**DATASET**
-------------------------

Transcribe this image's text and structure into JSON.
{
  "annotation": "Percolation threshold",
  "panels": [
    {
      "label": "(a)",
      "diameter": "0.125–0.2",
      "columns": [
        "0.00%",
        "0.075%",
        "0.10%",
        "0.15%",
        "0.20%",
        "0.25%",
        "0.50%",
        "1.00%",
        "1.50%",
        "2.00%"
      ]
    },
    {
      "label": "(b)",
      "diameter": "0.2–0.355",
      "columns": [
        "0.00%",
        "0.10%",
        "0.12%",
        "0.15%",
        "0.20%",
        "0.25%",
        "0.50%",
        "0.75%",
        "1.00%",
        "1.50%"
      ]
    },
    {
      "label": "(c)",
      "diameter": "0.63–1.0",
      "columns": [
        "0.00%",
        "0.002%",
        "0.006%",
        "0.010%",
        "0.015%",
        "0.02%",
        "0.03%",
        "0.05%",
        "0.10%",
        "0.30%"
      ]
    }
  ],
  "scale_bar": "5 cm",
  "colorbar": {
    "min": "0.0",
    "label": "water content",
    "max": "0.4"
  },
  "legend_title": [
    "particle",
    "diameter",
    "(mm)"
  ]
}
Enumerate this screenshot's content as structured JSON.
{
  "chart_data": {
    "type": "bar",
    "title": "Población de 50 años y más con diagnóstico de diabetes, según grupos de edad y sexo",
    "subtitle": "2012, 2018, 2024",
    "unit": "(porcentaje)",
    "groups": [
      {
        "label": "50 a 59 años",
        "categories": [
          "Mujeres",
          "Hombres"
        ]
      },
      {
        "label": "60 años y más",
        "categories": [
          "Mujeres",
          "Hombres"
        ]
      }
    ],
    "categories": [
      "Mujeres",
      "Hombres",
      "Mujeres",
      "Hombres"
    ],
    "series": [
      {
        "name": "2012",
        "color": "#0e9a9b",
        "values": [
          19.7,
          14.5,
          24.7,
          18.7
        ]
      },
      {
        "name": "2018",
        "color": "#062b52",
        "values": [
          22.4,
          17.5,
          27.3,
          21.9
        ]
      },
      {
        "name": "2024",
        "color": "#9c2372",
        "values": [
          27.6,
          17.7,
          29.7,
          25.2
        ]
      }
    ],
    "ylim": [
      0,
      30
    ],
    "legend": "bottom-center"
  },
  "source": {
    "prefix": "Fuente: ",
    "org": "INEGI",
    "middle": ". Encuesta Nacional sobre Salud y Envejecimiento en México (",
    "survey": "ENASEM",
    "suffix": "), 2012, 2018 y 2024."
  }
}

-------------------------

**SET EXERCISE**
Check each line of the listing above for the string "label", then report only how many lines have it.

**RESPONSE TO THIS TASK**
6